• [What this task involves]: Copy out all lines in the data below containing the string "text".

• [Excerpted data]:
——
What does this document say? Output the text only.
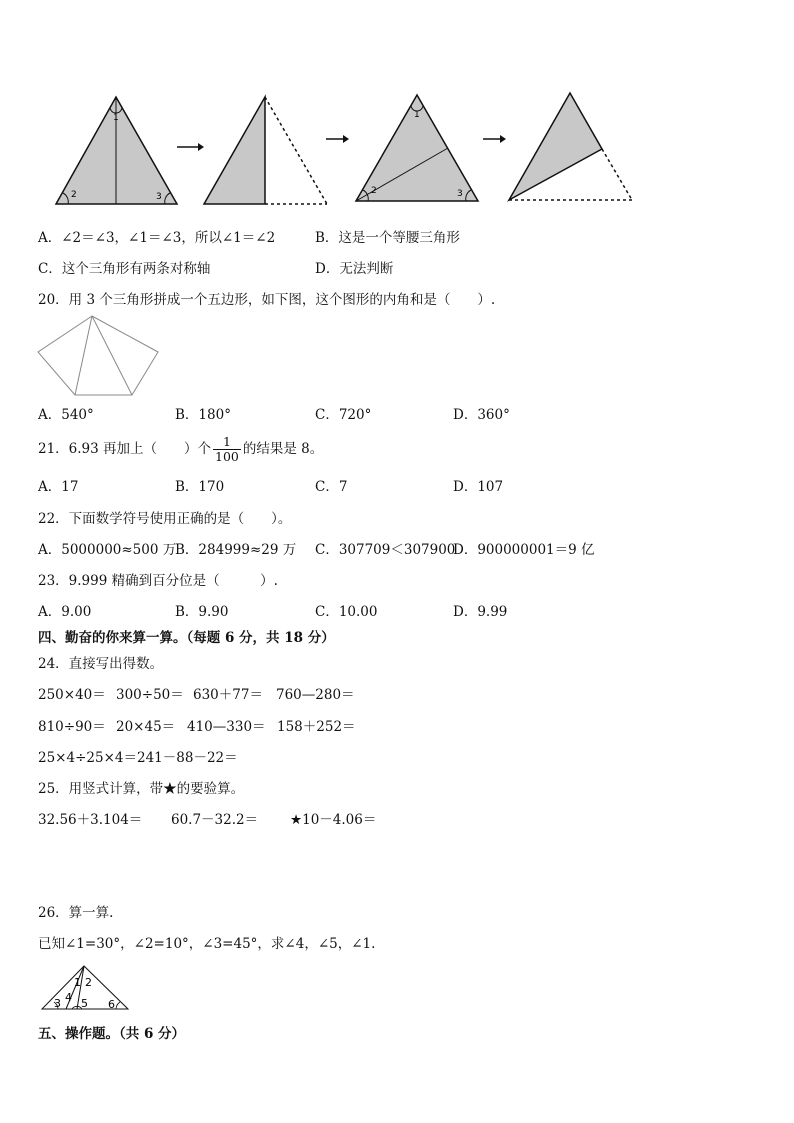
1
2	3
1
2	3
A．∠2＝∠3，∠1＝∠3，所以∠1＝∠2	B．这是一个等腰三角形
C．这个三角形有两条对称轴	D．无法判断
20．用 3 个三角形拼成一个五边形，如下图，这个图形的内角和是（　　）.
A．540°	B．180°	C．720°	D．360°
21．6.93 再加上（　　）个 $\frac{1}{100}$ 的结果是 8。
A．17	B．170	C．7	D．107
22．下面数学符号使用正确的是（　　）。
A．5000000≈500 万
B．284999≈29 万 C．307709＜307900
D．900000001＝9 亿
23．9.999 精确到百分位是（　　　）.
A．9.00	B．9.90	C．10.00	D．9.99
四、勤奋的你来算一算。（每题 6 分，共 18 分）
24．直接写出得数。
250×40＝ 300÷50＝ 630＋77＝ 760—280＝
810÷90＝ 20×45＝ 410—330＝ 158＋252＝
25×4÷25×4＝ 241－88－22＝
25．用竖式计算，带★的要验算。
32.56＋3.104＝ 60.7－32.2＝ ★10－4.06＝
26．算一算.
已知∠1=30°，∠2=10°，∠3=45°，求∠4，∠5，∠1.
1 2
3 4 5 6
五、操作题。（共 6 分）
——
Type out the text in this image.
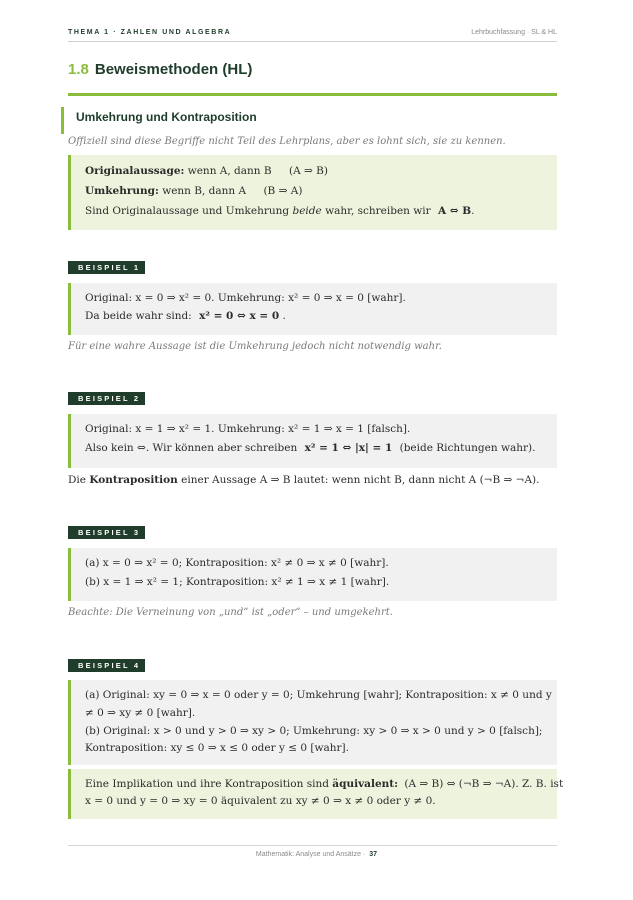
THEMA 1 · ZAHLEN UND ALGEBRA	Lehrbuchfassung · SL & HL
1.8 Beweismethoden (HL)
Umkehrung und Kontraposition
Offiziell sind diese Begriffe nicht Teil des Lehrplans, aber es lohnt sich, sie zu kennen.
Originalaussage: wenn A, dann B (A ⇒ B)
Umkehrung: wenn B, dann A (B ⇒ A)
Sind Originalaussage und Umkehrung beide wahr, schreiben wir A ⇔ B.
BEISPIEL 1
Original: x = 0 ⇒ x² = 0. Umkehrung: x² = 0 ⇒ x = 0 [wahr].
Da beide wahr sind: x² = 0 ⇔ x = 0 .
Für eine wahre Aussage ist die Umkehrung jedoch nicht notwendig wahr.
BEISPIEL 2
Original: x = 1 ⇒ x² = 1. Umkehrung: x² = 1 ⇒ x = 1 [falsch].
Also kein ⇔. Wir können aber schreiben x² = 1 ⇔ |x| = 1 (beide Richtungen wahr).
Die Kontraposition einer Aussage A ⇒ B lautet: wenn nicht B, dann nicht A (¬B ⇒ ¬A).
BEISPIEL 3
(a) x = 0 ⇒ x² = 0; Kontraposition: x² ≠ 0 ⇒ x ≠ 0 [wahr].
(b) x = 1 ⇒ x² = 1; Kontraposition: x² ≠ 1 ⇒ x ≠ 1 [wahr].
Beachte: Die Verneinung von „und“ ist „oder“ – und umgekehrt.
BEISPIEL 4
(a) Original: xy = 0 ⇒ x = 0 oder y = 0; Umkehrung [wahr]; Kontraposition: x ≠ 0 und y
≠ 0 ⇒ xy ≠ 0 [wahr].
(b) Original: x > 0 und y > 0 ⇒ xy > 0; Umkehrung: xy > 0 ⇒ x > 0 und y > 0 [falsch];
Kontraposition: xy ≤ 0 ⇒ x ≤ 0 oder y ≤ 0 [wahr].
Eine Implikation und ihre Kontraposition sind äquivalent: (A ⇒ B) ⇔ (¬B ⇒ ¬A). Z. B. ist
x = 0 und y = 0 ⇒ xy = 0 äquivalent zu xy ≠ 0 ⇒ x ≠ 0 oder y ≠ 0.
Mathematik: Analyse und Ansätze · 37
——
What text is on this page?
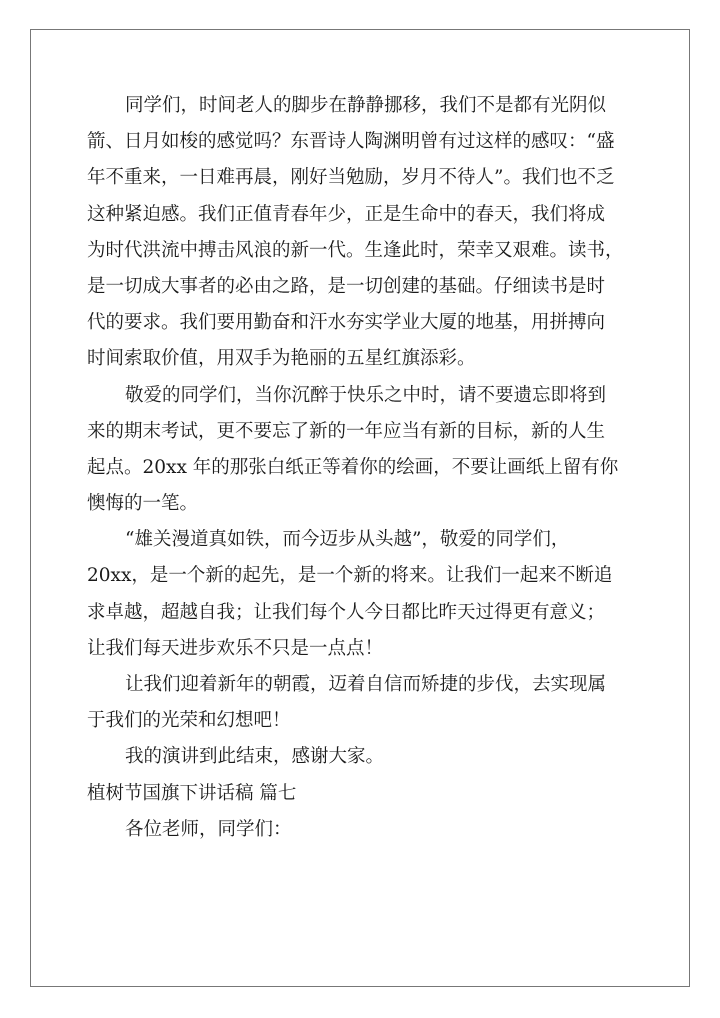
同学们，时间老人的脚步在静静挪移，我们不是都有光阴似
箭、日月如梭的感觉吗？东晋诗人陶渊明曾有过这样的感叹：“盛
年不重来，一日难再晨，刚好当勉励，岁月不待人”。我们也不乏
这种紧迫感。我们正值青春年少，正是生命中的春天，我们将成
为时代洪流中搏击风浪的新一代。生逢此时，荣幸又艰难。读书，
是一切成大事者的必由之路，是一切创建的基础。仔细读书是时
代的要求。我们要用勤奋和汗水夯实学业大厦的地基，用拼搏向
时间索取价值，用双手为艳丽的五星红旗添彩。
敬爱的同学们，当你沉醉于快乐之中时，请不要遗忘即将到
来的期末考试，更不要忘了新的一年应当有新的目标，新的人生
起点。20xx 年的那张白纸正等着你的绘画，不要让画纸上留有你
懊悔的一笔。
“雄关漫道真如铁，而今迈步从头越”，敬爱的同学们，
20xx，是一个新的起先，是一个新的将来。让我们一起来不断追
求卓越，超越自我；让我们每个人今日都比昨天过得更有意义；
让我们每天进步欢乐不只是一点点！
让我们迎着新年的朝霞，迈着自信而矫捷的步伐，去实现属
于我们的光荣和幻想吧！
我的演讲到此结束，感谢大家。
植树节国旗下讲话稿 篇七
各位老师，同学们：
——
• [Task answer]:
What does this document say? Output the text only.
Type out the text in this image.
What text is on this page?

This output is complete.